TASK MATERIAL:
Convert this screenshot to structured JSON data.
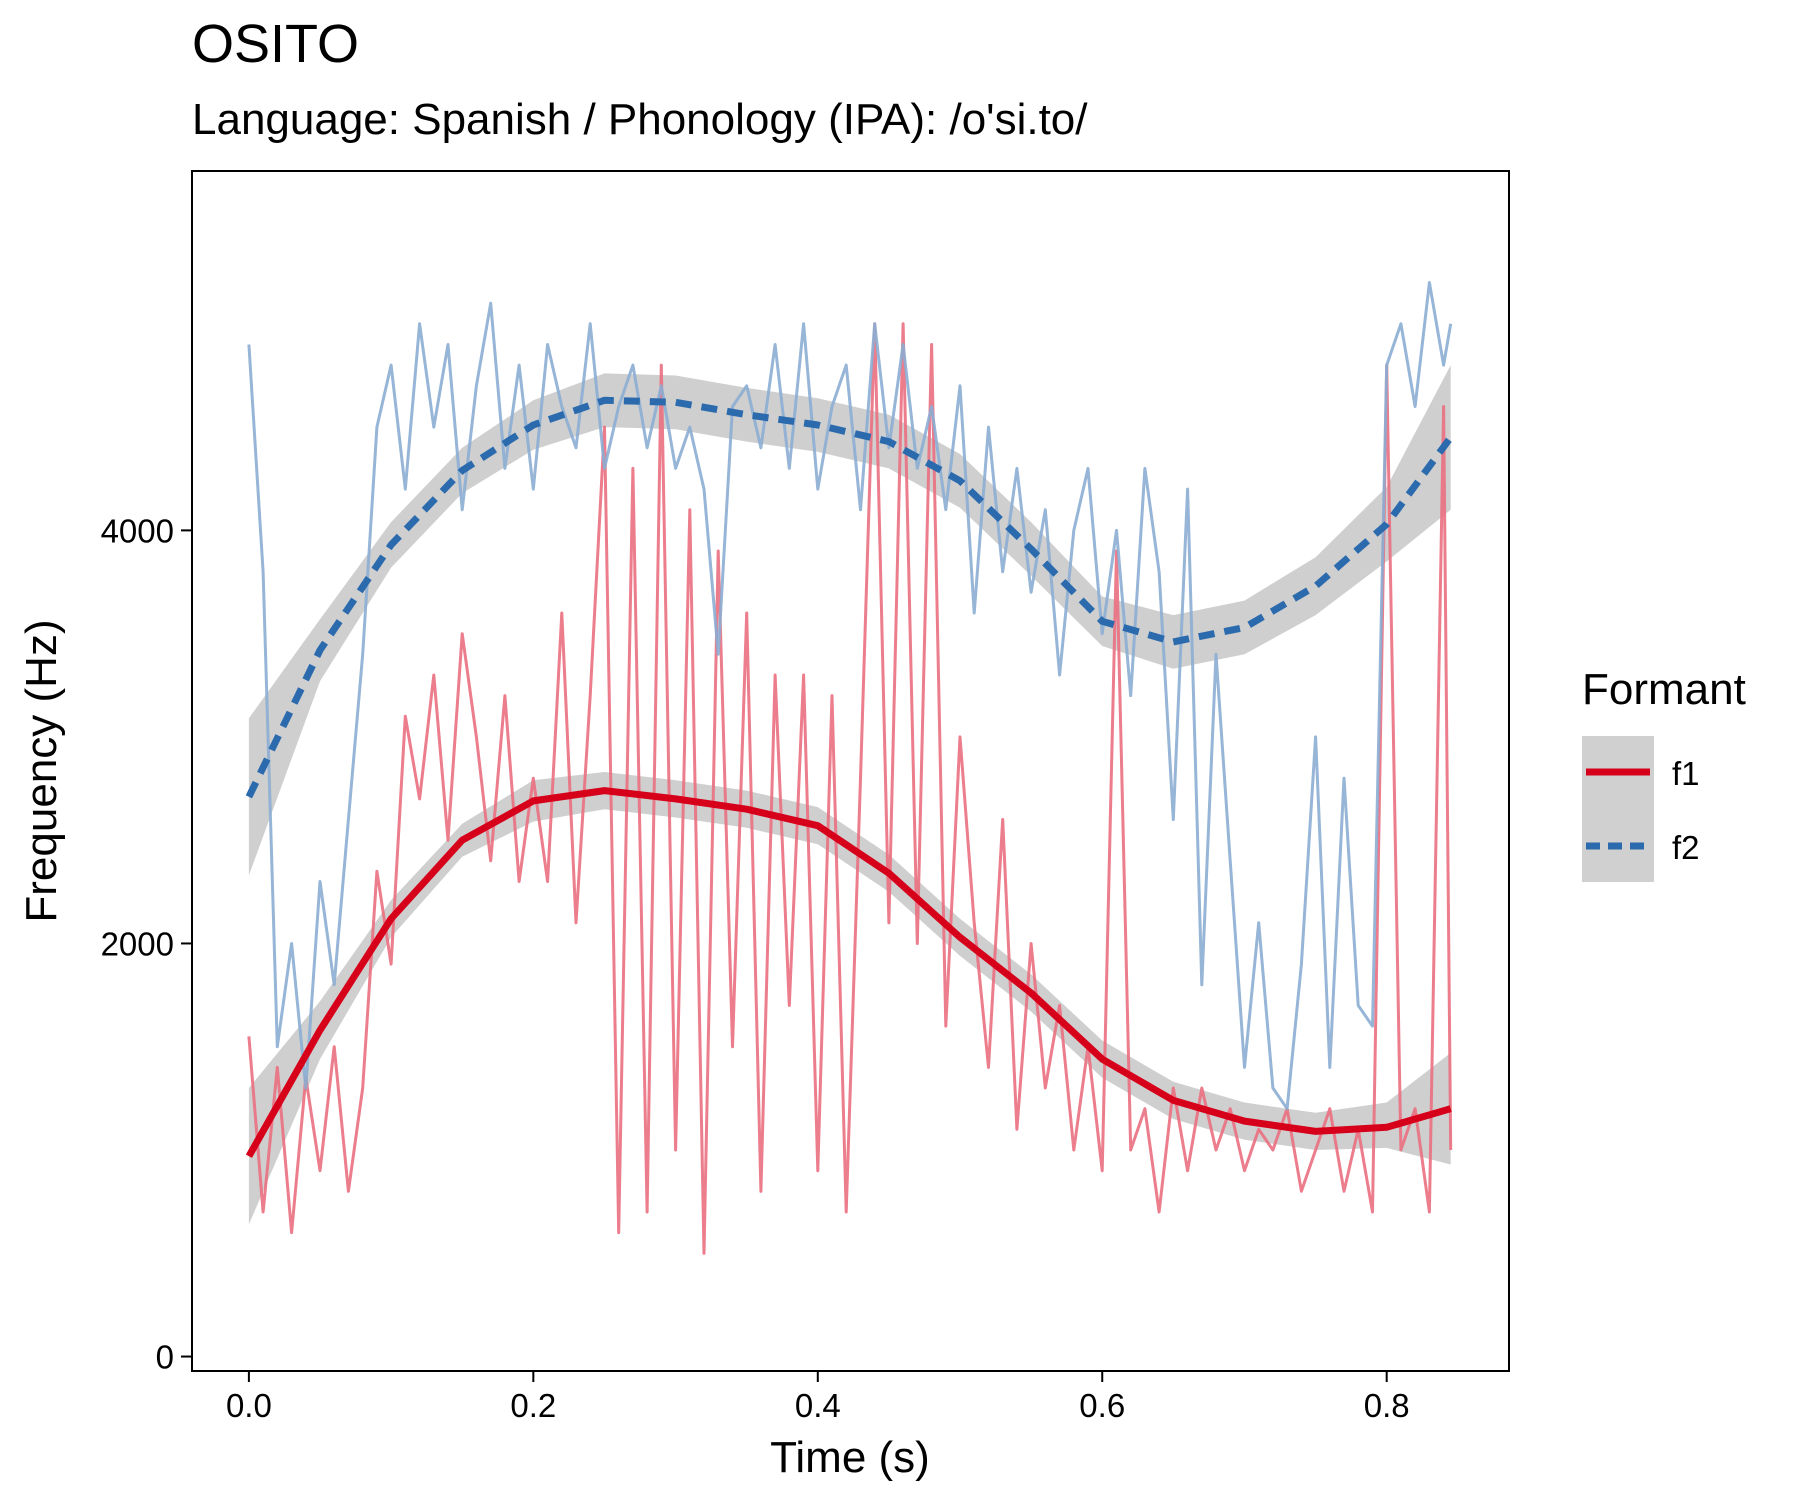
{
  "chart_data": {
    "type": "line",
    "title": "OSITO",
    "subtitle": "Language: Spanish / Phonology (IPA): /o'si.to/",
    "xlabel": "Time (s)",
    "ylabel": "Frequency (Hz)",
    "xlim": [
      -0.04,
      0.886
    ],
    "ylim": [
      -70,
      5740
    ],
    "x_ticks": [
      0,
      0.2,
      0.4,
      0.6,
      0.8
    ],
    "x_tick_labels": [
      "0.0",
      "0.2",
      "0.4",
      "0.6",
      "0.8"
    ],
    "y_ticks": [
      0,
      2000,
      4000
    ],
    "y_tick_labels": [
      "0",
      "2000",
      "4000"
    ],
    "grid": false,
    "legend": {
      "title": "Formant",
      "position": "right",
      "entries": [
        {
          "label": "f1",
          "color": "#d7001a",
          "dash": "solid"
        },
        {
          "label": "f2",
          "color": "#2b6aad",
          "dash": "dashed"
        }
      ]
    },
    "raw_series": [
      {
        "name": "f1",
        "color": "#ea6f80",
        "x": [
          0.0,
          0.01,
          0.02,
          0.03,
          0.04,
          0.05,
          0.06,
          0.07,
          0.08,
          0.09,
          0.1,
          0.11,
          0.12,
          0.13,
          0.14,
          0.15,
          0.16,
          0.17,
          0.18,
          0.19,
          0.2,
          0.21,
          0.22,
          0.23,
          0.24,
          0.25,
          0.26,
          0.27,
          0.28,
          0.29,
          0.3,
          0.31,
          0.32,
          0.33,
          0.34,
          0.35,
          0.36,
          0.37,
          0.38,
          0.39,
          0.4,
          0.41,
          0.42,
          0.43,
          0.44,
          0.45,
          0.46,
          0.47,
          0.48,
          0.49,
          0.5,
          0.51,
          0.52,
          0.53,
          0.54,
          0.55,
          0.56,
          0.57,
          0.58,
          0.59,
          0.6,
          0.61,
          0.62,
          0.63,
          0.64,
          0.65,
          0.66,
          0.67,
          0.68,
          0.69,
          0.7,
          0.71,
          0.72,
          0.73,
          0.74,
          0.75,
          0.76,
          0.77,
          0.78,
          0.79,
          0.8,
          0.81,
          0.82,
          0.83,
          0.84,
          0.845
        ],
        "y": [
          1550,
          700,
          1400,
          600,
          1350,
          900,
          1500,
          800,
          1300,
          2350,
          1900,
          3100,
          2700,
          3300,
          2500,
          3500,
          3000,
          2400,
          3200,
          2300,
          2800,
          2300,
          3600,
          2100,
          3200,
          4500,
          600,
          4300,
          700,
          4800,
          1000,
          4100,
          500,
          3900,
          1500,
          3600,
          800,
          3300,
          1700,
          3300,
          900,
          3200,
          700,
          2800,
          5000,
          2100,
          5000,
          2000,
          4900,
          1600,
          3000,
          2100,
          1400,
          2600,
          1100,
          2000,
          1300,
          1700,
          1000,
          1500,
          900,
          3900,
          1000,
          1200,
          700,
          1300,
          900,
          1300,
          1000,
          1200,
          900,
          1100,
          1000,
          1200,
          800,
          1000,
          1200,
          800,
          1100,
          700,
          4800,
          1000,
          1200,
          700,
          4600,
          1000
        ]
      },
      {
        "name": "f2",
        "color": "#8badd3",
        "x": [
          0.0,
          0.01,
          0.02,
          0.03,
          0.04,
          0.05,
          0.06,
          0.07,
          0.08,
          0.09,
          0.1,
          0.11,
          0.12,
          0.13,
          0.14,
          0.15,
          0.16,
          0.17,
          0.18,
          0.19,
          0.2,
          0.21,
          0.22,
          0.23,
          0.24,
          0.25,
          0.26,
          0.27,
          0.28,
          0.29,
          0.3,
          0.31,
          0.32,
          0.33,
          0.34,
          0.35,
          0.36,
          0.37,
          0.38,
          0.39,
          0.4,
          0.41,
          0.42,
          0.43,
          0.44,
          0.45,
          0.46,
          0.47,
          0.48,
          0.49,
          0.5,
          0.51,
          0.52,
          0.53,
          0.54,
          0.55,
          0.56,
          0.57,
          0.58,
          0.59,
          0.6,
          0.61,
          0.62,
          0.63,
          0.64,
          0.65,
          0.66,
          0.67,
          0.68,
          0.69,
          0.7,
          0.71,
          0.72,
          0.73,
          0.74,
          0.75,
          0.76,
          0.77,
          0.78,
          0.79,
          0.8,
          0.81,
          0.82,
          0.83,
          0.84,
          0.845
        ],
        "y": [
          4900,
          3800,
          1500,
          2000,
          1300,
          2300,
          1800,
          2600,
          3400,
          4500,
          4800,
          4200,
          5000,
          4500,
          4900,
          4100,
          4700,
          5100,
          4300,
          4800,
          4200,
          4900,
          4600,
          4400,
          5000,
          4300,
          4600,
          4800,
          4400,
          4700,
          4300,
          4500,
          4200,
          3400,
          4600,
          4700,
          4400,
          4900,
          4300,
          5000,
          4200,
          4600,
          4800,
          4100,
          5000,
          4400,
          4900,
          4300,
          4600,
          4100,
          4700,
          3600,
          4500,
          3800,
          4300,
          3700,
          4100,
          3300,
          4000,
          4300,
          3500,
          4000,
          3200,
          4300,
          3800,
          2600,
          4200,
          1800,
          3400,
          2400,
          1400,
          2100,
          1300,
          1200,
          1900,
          3000,
          1400,
          2800,
          1700,
          1600,
          4800,
          5000,
          4600,
          5200,
          4800,
          5000
        ]
      }
    ],
    "series": [
      {
        "name": "f1",
        "color": "#d7001a",
        "dash": "solid",
        "x": [
          0.0,
          0.05,
          0.1,
          0.15,
          0.2,
          0.25,
          0.3,
          0.35,
          0.4,
          0.45,
          0.5,
          0.55,
          0.6,
          0.65,
          0.7,
          0.75,
          0.8,
          0.845
        ],
        "y": [
          970,
          1580,
          2120,
          2500,
          2690,
          2740,
          2700,
          2650,
          2570,
          2340,
          2030,
          1760,
          1440,
          1240,
          1140,
          1090,
          1110,
          1200
        ],
        "ci_low": [
          640,
          1440,
          2030,
          2420,
          2590,
          2650,
          2610,
          2560,
          2480,
          2250,
          1940,
          1670,
          1350,
          1150,
          1050,
          1000,
          1010,
          930
        ],
        "ci_high": [
          1300,
          1720,
          2210,
          2580,
          2790,
          2830,
          2790,
          2740,
          2660,
          2430,
          2120,
          1850,
          1530,
          1330,
          1230,
          1180,
          1230,
          1470
        ]
      },
      {
        "name": "f2",
        "color": "#2b6aad",
        "dash": "dashed",
        "x": [
          0.0,
          0.05,
          0.1,
          0.15,
          0.2,
          0.25,
          0.3,
          0.35,
          0.4,
          0.45,
          0.5,
          0.55,
          0.6,
          0.65,
          0.7,
          0.75,
          0.8,
          0.845
        ],
        "y": [
          2710,
          3420,
          3930,
          4290,
          4510,
          4630,
          4620,
          4560,
          4510,
          4430,
          4240,
          3910,
          3560,
          3460,
          3530,
          3730,
          4030,
          4450
        ],
        "ci_low": [
          2330,
          3270,
          3820,
          4180,
          4390,
          4500,
          4490,
          4430,
          4380,
          4300,
          4110,
          3780,
          3440,
          3330,
          3400,
          3590,
          3850,
          4100
        ],
        "ci_high": [
          3090,
          3570,
          4040,
          4400,
          4630,
          4760,
          4750,
          4690,
          4640,
          4560,
          4370,
          4040,
          3680,
          3590,
          3660,
          3870,
          4210,
          4800
        ]
      }
    ]
  }
}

WORK INSTRUCTIONS:
Collect from the data above every line that includes "dash".

FINISHED TASK:
          "dash": "solid"
          "dash": "dashed"
        "dash": "solid",
        "dash": "dashed",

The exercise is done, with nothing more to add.